--- Written instruction ---
Repeat the entire listing exactly.

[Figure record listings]
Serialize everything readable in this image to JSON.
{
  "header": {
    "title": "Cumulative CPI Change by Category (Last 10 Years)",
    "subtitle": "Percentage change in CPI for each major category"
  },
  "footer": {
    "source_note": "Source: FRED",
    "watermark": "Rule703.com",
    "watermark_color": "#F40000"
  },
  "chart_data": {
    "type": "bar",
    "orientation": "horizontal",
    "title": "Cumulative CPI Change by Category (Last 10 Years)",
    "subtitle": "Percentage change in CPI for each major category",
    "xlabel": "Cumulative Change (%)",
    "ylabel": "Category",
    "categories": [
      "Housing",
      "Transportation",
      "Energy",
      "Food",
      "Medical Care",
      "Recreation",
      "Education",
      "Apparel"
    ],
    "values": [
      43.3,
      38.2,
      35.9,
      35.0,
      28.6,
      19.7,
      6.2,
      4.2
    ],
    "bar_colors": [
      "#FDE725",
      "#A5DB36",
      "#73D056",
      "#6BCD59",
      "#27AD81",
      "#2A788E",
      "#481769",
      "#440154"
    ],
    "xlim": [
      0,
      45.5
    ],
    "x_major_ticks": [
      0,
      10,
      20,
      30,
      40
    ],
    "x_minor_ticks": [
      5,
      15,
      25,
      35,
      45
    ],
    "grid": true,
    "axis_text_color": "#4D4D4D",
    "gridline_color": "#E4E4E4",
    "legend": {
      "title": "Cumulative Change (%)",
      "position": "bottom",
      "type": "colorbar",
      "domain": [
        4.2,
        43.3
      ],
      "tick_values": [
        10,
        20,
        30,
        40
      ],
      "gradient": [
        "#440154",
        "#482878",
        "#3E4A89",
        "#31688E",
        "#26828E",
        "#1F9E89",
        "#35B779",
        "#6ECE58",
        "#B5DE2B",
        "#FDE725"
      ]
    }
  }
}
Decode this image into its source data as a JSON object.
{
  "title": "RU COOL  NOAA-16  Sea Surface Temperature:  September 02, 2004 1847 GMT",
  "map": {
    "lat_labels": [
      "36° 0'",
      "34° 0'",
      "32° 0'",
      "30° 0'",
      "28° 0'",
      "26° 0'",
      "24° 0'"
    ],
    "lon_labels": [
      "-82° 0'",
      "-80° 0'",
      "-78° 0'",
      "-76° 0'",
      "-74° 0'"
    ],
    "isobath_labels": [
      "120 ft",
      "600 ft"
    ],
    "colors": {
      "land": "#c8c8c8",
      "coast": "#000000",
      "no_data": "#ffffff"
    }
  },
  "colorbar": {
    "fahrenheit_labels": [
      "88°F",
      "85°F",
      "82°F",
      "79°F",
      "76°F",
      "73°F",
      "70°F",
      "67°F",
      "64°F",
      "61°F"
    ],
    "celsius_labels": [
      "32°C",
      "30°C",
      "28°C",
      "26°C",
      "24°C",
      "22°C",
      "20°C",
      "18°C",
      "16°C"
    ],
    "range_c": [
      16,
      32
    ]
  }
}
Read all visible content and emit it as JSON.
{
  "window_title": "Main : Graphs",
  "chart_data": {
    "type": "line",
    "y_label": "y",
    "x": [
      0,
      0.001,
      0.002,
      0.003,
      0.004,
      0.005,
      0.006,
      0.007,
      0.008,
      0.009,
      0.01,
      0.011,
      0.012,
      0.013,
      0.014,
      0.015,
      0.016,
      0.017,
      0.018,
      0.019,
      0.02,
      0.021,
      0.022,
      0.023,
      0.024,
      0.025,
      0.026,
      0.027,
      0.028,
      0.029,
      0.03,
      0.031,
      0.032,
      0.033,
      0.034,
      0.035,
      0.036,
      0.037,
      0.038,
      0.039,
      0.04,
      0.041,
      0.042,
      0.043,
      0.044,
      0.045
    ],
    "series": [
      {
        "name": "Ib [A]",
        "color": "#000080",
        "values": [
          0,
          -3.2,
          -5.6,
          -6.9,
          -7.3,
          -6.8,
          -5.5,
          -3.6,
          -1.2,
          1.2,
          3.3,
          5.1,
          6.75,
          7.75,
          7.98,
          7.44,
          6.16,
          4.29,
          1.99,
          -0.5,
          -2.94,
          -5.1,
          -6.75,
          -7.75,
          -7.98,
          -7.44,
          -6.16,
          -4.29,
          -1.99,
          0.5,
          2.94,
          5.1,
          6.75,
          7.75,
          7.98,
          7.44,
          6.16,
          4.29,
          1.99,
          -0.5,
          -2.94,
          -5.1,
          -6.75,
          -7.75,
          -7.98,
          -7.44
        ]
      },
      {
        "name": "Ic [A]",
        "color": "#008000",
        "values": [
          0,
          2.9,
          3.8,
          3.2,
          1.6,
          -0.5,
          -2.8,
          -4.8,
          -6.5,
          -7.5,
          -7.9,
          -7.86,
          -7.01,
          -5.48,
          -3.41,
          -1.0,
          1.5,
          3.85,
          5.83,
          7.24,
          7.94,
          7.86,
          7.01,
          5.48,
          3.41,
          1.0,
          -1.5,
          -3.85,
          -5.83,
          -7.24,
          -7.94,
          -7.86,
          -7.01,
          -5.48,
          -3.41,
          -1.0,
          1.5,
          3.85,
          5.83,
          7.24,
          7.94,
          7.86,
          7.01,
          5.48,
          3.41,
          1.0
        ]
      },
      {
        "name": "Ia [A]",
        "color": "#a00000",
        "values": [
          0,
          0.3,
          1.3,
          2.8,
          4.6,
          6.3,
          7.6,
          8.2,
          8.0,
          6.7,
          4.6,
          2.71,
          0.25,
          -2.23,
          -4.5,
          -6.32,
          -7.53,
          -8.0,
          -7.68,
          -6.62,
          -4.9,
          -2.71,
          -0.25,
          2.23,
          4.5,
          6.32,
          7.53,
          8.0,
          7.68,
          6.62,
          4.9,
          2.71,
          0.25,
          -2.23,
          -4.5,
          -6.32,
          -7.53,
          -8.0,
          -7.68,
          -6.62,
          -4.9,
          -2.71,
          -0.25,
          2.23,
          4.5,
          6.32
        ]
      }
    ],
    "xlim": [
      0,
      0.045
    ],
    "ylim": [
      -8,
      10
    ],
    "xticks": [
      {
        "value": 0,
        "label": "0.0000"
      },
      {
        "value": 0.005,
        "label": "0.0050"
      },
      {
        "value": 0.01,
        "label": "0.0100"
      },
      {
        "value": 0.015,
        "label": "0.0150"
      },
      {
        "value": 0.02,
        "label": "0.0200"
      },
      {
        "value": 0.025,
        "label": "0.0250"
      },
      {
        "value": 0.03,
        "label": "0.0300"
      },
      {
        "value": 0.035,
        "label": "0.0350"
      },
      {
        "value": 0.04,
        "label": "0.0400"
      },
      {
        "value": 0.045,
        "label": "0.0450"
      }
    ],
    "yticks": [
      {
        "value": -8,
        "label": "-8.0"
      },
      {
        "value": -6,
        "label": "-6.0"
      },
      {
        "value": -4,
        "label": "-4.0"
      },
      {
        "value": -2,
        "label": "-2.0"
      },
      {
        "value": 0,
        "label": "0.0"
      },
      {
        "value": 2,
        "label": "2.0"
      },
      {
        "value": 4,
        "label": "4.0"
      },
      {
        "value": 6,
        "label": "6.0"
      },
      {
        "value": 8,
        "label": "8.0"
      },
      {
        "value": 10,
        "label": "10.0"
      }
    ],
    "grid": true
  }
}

--- Task solution ---
Serialize everything readable in this image to JSON.
{
  "header": {
    "title": "Cumulative CPI Change by Category (Last 10 Years)",
    "subtitle": "Percentage change in CPI for each major category"
  },
  "footer": {
    "source_note": "Source: FRED",
    "watermark": "Rule703.com",
    "watermark_color": "#F40000"
  },
  "chart_data": {
    "type": "bar",
    "orientation": "horizontal",
    "title": "Cumulative CPI Change by Category (Last 10 Years)",
    "subtitle": "Percentage change in CPI for each major category",
    "xlabel": "Cumulative Change (%)",
    "ylabel": "Category",
    "categories": [
      "Housing",
      "Transportation",
      "Energy",
      "Food",
      "Medical Care",
      "Recreation",
      "Education",
      "Apparel"
    ],
    "values": [
      43.3,
      38.2,
      35.9,
      35.0,
      28.6,
      19.7,
      6.2,
      4.2
    ],
    "bar_colors": [
      "#FDE725",
      "#A5DB36",
      "#73D056",
      "#6BCD59",
      "#27AD81",
      "#2A788E",
      "#481769",
      "#440154"
    ],
    "xlim": [
      0,
      45.5
    ],
    "x_major_ticks": [
      0,
      10,
      20,
      30,
      40
    ],
    "x_minor_ticks": [
      5,
      15,
      25,
      35,
      45
    ],
    "grid": true,
    "axis_text_color": "#4D4D4D",
    "gridline_color": "#E4E4E4",
    "legend": {
      "title": "Cumulative Change (%)",
      "position": "bottom",
      "type": "colorbar",
      "domain": [
        4.2,
        43.3
      ],
      "tick_values": [
        10,
        20,
        30,
        40
      ],
      "gradient": [
        "#440154",
        "#482878",
        "#3E4A89",
        "#31688E",
        "#26828E",
        "#1F9E89",
        "#35B779",
        "#6ECE58",
        "#B5DE2B",
        "#FDE725"
      ]
    }
  }
}
Decode this image into its source data as a JSON object.
{
  "title": "RU COOL  NOAA-16  Sea Surface Temperature:  September 02, 2004 1847 GMT",
  "map": {
    "lat_labels": [
      "36° 0'",
      "34° 0'",
      "32° 0'",
      "30° 0'",
      "28° 0'",
      "26° 0'",
      "24° 0'"
    ],
    "lon_labels": [
      "-82° 0'",
      "-80° 0'",
      "-78° 0'",
      "-76° 0'",
      "-74° 0'"
    ],
    "isobath_labels": [
      "120 ft",
      "600 ft"
    ],
    "colors": {
      "land": "#c8c8c8",
      "coast": "#000000",
      "no_data": "#ffffff"
    }
  },
  "colorbar": {
    "fahrenheit_labels": [
      "88°F",
      "85°F",
      "82°F",
      "79°F",
      "76°F",
      "73°F",
      "70°F",
      "67°F",
      "64°F",
      "61°F"
    ],
    "celsius_labels": [
      "32°C",
      "30°C",
      "28°C",
      "26°C",
      "24°C",
      "22°C",
      "20°C",
      "18°C",
      "16°C"
    ],
    "range_c": [
      16,
      32
    ]
  }
}
Read all visible content and emit it as JSON.
{
  "window_title": "Main : Graphs",
  "chart_data": {
    "type": "line",
    "y_label": "y",
    "x": [
      0,
      0.001,
      0.002,
      0.003,
      0.004,
      0.005,
      0.006,
      0.007,
      0.008,
      0.009,
      0.01,
      0.011,
      0.012,
      0.013,
      0.014,
      0.015,
      0.016,
      0.017,
      0.018,
      0.019,
      0.02,
      0.021,
      0.022,
      0.023,
      0.024,
      0.025,
      0.026,
      0.027,
      0.028,
      0.029,
      0.03,
      0.031,
      0.032,
      0.033,
      0.034,
      0.035,
      0.036,
      0.037,
      0.038,
      0.039,
      0.04,
      0.041,
      0.042,
      0.043,
      0.044,
      0.045
    ],
    "series": [
      {
        "name": "Ib [A]",
        "color": "#000080",
        "values": [
          0,
          -3.2,
          -5.6,
          -6.9,
          -7.3,
          -6.8,
          -5.5,
          -3.6,
          -1.2,
          1.2,
          3.3,
          5.1,
          6.75,
          7.75,
          7.98,
          7.44,
          6.16,
          4.29,
          1.99,
          -0.5,
          -2.94,
          -5.1,
          -6.75,
          -7.75,
          -7.98,
          -7.44,
          -6.16,
          -4.29,
          -1.99,
          0.5,
          2.94,
          5.1,
          6.75,
          7.75,
          7.98,
          7.44,
          6.16,
          4.29,
          1.99,
          -0.5,
          -2.94,
          -5.1,
          -6.75,
          -7.75,
          -7.98,
          -7.44
        ]
      },
      {
        "name": "Ic [A]",
        "color": "#008000",
        "values": [
          0,
          2.9,
          3.8,
          3.2,
          1.6,
          -0.5,
          -2.8,
          -4.8,
          -6.5,
          -7.5,
          -7.9,
          -7.86,
          -7.01,
          -5.48,
          -3.41,
          -1.0,
          1.5,
          3.85,
          5.83,
          7.24,
          7.94,
          7.86,
          7.01,
          5.48,
          3.41,
          1.0,
          -1.5,
          -3.85,
          -5.83,
          -7.24,
          -7.94,
          -7.86,
          -7.01,
          -5.48,
          -3.41,
          -1.0,
          1.5,
          3.85,
          5.83,
          7.24,
          7.94,
          7.86,
          7.01,
          5.48,
          3.41,
          1.0
        ]
      },
      {
        "name": "Ia [A]",
        "color": "#a00000",
        "values": [
          0,
          0.3,
          1.3,
          2.8,
          4.6,
          6.3,
          7.6,
          8.2,
          8.0,
          6.7,
          4.6,
          2.71,
          0.25,
          -2.23,
          -4.5,
          -6.32,
          -7.53,
          -8.0,
          -7.68,
          -6.62,
          -4.9,
          -2.71,
          -0.25,
          2.23,
          4.5,
          6.32,
          7.53,
          8.0,
          7.68,
          6.62,
          4.9,
          2.71,
          0.25,
          -2.23,
          -4.5,
          -6.32,
          -7.53,
          -8.0,
          -7.68,
          -6.62,
          -4.9,
          -2.71,
          -0.25,
          2.23,
          4.5,
          6.32
        ]
      }
    ],
    "xlim": [
      0,
      0.045
    ],
    "ylim": [
      -8,
      10
    ],
    "xticks": [
      {
        "value": 0,
        "label": "0.0000"
      },
      {
        "value": 0.005,
        "label": "0.0050"
      },
      {
        "value": 0.01,
        "label": "0.0100"
      },
      {
        "value": 0.015,
        "label": "0.0150"
      },
      {
        "value": 0.02,
        "label": "0.0200"
      },
      {
        "value": 0.025,
        "label": "0.0250"
      },
      {
        "value": 0.03,
        "label": "0.0300"
      },
      {
        "value": 0.035,
        "label": "0.0350"
      },
      {
        "value": 0.04,
        "label": "0.0400"
      },
      {
        "value": 0.045,
        "label": "0.0450"
      }
    ],
    "yticks": [
      {
        "value": -8,
        "label": "-8.0"
      },
      {
        "value": -6,
        "label": "-6.0"
      },
      {
        "value": -4,
        "label": "-4.0"
      },
      {
        "value": -2,
        "label": "-2.0"
      },
      {
        "value": 0,
        "label": "0.0"
      },
      {
        "value": 2,
        "label": "2.0"
      },
      {
        "value": 4,
        "label": "4.0"
      },
      {
        "value": 6,
        "label": "6.0"
      },
      {
        "value": 8,
        "label": "8.0"
      },
      {
        "value": 10,
        "label": "10.0"
      }
    ],
    "grid": true
  }
}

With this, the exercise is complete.